THE PROBLEM: Can you print every record below exactly as written?

DATASET EXCERPTS:
---------------

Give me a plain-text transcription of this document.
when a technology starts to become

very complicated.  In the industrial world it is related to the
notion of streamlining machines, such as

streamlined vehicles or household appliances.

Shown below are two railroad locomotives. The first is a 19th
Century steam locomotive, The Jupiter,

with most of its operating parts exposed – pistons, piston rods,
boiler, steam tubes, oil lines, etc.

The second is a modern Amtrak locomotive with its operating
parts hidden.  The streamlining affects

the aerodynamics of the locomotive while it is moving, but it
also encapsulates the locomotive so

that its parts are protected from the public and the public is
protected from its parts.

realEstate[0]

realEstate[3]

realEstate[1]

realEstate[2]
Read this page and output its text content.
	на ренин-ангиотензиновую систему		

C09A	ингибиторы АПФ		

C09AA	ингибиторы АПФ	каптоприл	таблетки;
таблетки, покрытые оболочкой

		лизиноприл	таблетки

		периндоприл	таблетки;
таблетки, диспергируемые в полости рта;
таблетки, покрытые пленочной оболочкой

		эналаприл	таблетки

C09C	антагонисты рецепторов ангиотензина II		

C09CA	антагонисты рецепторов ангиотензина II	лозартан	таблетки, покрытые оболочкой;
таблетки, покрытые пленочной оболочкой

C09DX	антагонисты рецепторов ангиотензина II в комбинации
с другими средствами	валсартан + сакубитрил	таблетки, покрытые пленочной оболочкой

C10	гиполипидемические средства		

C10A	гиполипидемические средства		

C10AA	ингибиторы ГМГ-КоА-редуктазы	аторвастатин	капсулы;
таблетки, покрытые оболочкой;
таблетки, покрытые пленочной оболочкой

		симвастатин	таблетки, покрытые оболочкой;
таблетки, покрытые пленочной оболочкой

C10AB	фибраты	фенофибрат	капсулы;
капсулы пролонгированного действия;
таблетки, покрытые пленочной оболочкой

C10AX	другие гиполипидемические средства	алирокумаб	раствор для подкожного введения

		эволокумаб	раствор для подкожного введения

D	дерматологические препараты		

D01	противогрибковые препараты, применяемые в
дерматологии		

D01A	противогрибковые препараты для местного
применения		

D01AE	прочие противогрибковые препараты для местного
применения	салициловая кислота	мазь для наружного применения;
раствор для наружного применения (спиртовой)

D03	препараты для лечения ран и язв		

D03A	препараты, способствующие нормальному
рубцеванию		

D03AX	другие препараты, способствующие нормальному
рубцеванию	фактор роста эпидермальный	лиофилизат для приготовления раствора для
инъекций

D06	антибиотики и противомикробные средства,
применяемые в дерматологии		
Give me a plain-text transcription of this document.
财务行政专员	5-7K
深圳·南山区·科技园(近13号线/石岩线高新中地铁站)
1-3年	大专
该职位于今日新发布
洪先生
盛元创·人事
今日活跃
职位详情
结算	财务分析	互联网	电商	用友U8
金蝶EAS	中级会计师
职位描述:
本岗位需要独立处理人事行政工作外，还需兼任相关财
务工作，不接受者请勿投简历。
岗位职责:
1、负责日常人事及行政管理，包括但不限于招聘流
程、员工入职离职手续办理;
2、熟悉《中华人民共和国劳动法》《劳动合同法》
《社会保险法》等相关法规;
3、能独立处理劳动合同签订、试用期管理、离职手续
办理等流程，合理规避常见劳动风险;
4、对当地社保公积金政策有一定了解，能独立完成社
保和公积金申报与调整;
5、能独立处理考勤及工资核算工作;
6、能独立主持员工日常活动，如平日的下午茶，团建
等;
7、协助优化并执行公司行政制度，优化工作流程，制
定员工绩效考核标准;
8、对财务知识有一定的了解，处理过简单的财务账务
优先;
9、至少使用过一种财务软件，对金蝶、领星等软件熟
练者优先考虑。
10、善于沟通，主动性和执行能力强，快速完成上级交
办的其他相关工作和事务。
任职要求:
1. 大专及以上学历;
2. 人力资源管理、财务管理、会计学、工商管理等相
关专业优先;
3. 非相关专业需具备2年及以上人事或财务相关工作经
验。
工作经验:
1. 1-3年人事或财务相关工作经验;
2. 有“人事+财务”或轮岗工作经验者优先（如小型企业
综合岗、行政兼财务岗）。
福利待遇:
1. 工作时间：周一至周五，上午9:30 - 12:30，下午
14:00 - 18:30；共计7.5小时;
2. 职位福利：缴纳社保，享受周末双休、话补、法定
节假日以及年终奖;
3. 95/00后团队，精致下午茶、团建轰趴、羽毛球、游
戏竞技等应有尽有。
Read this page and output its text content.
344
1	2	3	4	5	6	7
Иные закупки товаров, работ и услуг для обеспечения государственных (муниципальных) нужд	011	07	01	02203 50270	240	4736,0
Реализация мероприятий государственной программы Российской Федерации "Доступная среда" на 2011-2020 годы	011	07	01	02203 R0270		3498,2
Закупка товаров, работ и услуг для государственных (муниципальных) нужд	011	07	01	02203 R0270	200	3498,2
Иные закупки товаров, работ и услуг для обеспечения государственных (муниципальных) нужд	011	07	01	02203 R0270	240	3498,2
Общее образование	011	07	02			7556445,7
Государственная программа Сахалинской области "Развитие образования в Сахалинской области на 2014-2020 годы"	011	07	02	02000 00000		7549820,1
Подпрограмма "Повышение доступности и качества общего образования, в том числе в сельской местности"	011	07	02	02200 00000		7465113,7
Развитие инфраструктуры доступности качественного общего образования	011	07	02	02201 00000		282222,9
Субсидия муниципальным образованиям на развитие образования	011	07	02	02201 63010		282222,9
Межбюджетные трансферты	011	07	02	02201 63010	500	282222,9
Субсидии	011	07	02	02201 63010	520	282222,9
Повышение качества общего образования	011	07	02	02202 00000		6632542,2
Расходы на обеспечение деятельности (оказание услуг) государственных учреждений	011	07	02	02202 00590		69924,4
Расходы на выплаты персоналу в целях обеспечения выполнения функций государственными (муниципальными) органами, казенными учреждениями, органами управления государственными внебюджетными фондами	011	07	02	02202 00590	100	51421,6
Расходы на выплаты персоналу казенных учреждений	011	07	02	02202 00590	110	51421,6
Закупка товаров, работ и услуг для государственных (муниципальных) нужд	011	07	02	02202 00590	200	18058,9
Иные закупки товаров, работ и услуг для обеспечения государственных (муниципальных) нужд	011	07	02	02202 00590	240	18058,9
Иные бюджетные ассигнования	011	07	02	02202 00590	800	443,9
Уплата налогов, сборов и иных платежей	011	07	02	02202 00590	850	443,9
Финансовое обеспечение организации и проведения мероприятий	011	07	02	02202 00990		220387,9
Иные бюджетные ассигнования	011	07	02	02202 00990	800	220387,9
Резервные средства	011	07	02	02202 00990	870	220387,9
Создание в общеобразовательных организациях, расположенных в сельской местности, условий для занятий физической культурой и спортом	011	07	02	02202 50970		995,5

---------------

FINISHED EXERCISE:
Give me a plain-text transcription of this document.
when a technology starts to become

very complicated.  In the industrial world it is related to the
notion of streamlining machines, such as

streamlined vehicles or household appliances.

Shown below are two railroad locomotives. The first is a 19th
Century steam locomotive, The Jupiter,

with most of its operating parts exposed – pistons, piston rods,
boiler, steam tubes, oil lines, etc.

The second is a modern Amtrak locomotive with its operating
parts hidden.  The streamlining affects

the aerodynamics of the locomotive while it is moving, but it
also encapsulates the locomotive so

that its parts are protected from the public and the public is
protected from its parts.

realEstate[0]

realEstate[3]

realEstate[1]

realEstate[2]
Read this page and output its text content.
	на ренин-ангиотензиновую систему		

C09A	ингибиторы АПФ		

C09AA	ингибиторы АПФ	каптоприл	таблетки;
таблетки, покрытые оболочкой

		лизиноприл	таблетки

		периндоприл	таблетки;
таблетки, диспергируемые в полости рта;
таблетки, покрытые пленочной оболочкой

		эналаприл	таблетки

C09C	антагонисты рецепторов ангиотензина II		

C09CA	антагонисты рецепторов ангиотензина II	лозартан	таблетки, покрытые оболочкой;
таблетки, покрытые пленочной оболочкой

C09DX	антагонисты рецепторов ангиотензина II в комбинации
с другими средствами	валсартан + сакубитрил	таблетки, покрытые пленочной оболочкой

C10	гиполипидемические средства		

C10A	гиполипидемические средства		

C10AA	ингибиторы ГМГ-КоА-редуктазы	аторвастатин	капсулы;
таблетки, покрытые оболочкой;
таблетки, покрытые пленочной оболочкой

		симвастатин	таблетки, покрытые оболочкой;
таблетки, покрытые пленочной оболочкой

C10AB	фибраты	фенофибрат	капсулы;
капсулы пролонгированного действия;
таблетки, покрытые пленочной оболочкой

C10AX	другие гиполипидемические средства	алирокумаб	раствор для подкожного введения

		эволокумаб	раствор для подкожного введения

D	дерматологические препараты		

D01	противогрибковые препараты, применяемые в
дерматологии		

D01A	противогрибковые препараты для местного
применения		

D01AE	прочие противогрибковые препараты для местного
применения	салициловая кислота	мазь для наружного применения;
раствор для наружного применения (спиртовой)

D03	препараты для лечения ран и язв		

D03A	препараты, способствующие нормальному
рубцеванию		

D03AX	другие препараты, способствующие нормальному
рубцеванию	фактор роста эпидермальный	лиофилизат для приготовления раствора для
инъекций

D06	антибиотики и противомикробные средства,
применяемые в дерматологии		
Give me a plain-text transcription of this document.
财务行政专员	5-7K
深圳·南山区·科技园(近13号线/石岩线高新中地铁站)
1-3年	大专
该职位于今日新发布
洪先生
盛元创·人事
今日活跃
职位详情
结算	财务分析	互联网	电商	用友U8
金蝶EAS	中级会计师
职位描述:
本岗位需要独立处理人事行政工作外，还需兼任相关财
务工作，不接受者请勿投简历。
岗位职责:
1、负责日常人事及行政管理，包括但不限于招聘流
程、员工入职离职手续办理;
2、熟悉《中华人民共和国劳动法》《劳动合同法》
《社会保险法》等相关法规;
3、能独立处理劳动合同签订、试用期管理、离职手续
办理等流程，合理规避常见劳动风险;
4、对当地社保公积金政策有一定了解，能独立完成社
保和公积金申报与调整;
5、能独立处理考勤及工资核算工作;
6、能独立主持员工日常活动，如平日的下午茶，团建
等;
7、协助优化并执行公司行政制度，优化工作流程，制
定员工绩效考核标准;
8、对财务知识有一定的了解，处理过简单的财务账务
优先;
9、至少使用过一种财务软件，对金蝶、领星等软件熟
练者优先考虑。
10、善于沟通，主动性和执行能力强，快速完成上级交
办的其他相关工作和事务。
任职要求:
1. 大专及以上学历;
2. 人力资源管理、财务管理、会计学、工商管理等相
关专业优先;
3. 非相关专业需具备2年及以上人事或财务相关工作经
验。
工作经验:
1. 1-3年人事或财务相关工作经验;
2. 有“人事+财务”或轮岗工作经验者优先（如小型企业
综合岗、行政兼财务岗）。
福利待遇:
1. 工作时间：周一至周五，上午9:30 - 12:30，下午
14:00 - 18:30；共计7.5小时;
2. 职位福利：缴纳社保，享受周末双休、话补、法定
节假日以及年终奖;
3. 95/00后团队，精致下午茶、团建轰趴、羽毛球、游
戏竞技等应有尽有。
Read this page and output its text content.
344
1	2	3	4	5	6	7
Иные закупки товаров, работ и услуг для обеспечения государственных (муниципальных) нужд	011	07	01	02203 50270	240	4736,0
Реализация мероприятий государственной программы Российской Федерации "Доступная среда" на 2011-2020 годы	011	07	01	02203 R0270		3498,2
Закупка товаров, работ и услуг для государственных (муниципальных) нужд	011	07	01	02203 R0270	200	3498,2
Иные закупки товаров, работ и услуг для обеспечения государственных (муниципальных) нужд	011	07	01	02203 R0270	240	3498,2
Общее образование	011	07	02			7556445,7
Государственная программа Сахалинской области "Развитие образования в Сахалинской области на 2014-2020 годы"	011	07	02	02000 00000		7549820,1
Подпрограмма "Повышение доступности и качества общего образования, в том числе в сельской местности"	011	07	02	02200 00000		7465113,7
Развитие инфраструктуры доступности качественного общего образования	011	07	02	02201 00000		282222,9
Субсидия муниципальным образованиям на развитие образования	011	07	02	02201 63010		282222,9
Межбюджетные трансферты	011	07	02	02201 63010	500	282222,9
Субсидии	011	07	02	02201 63010	520	282222,9
Повышение качества общего образования	011	07	02	02202 00000		6632542,2
Расходы на обеспечение деятельности (оказание услуг) государственных учреждений	011	07	02	02202 00590		69924,4
Расходы на выплаты персоналу в целях обеспечения выполнения функций государственными (муниципальными) органами, казенными учреждениями, органами управления государственными внебюджетными фондами	011	07	02	02202 00590	100	51421,6
Расходы на выплаты персоналу казенных учреждений	011	07	02	02202 00590	110	51421,6
Закупка товаров, работ и услуг для государственных (муниципальных) нужд	011	07	02	02202 00590	200	18058,9
Иные закупки товаров, работ и услуг для обеспечения государственных (муниципальных) нужд	011	07	02	02202 00590	240	18058,9
Иные бюджетные ассигнования	011	07	02	02202 00590	800	443,9
Уплата налогов, сборов и иных платежей	011	07	02	02202 00590	850	443,9
Финансовое обеспечение организации и проведения мероприятий	011	07	02	02202 00990		220387,9
Иные бюджетные ассигнования	011	07	02	02202 00990	800	220387,9
Резервные средства	011	07	02	02202 00990	870	220387,9
Создание в общеобразовательных организациях, расположенных в сельской местности, условий для занятий физической культурой и спортом	011	07	02	02202 50970		995,5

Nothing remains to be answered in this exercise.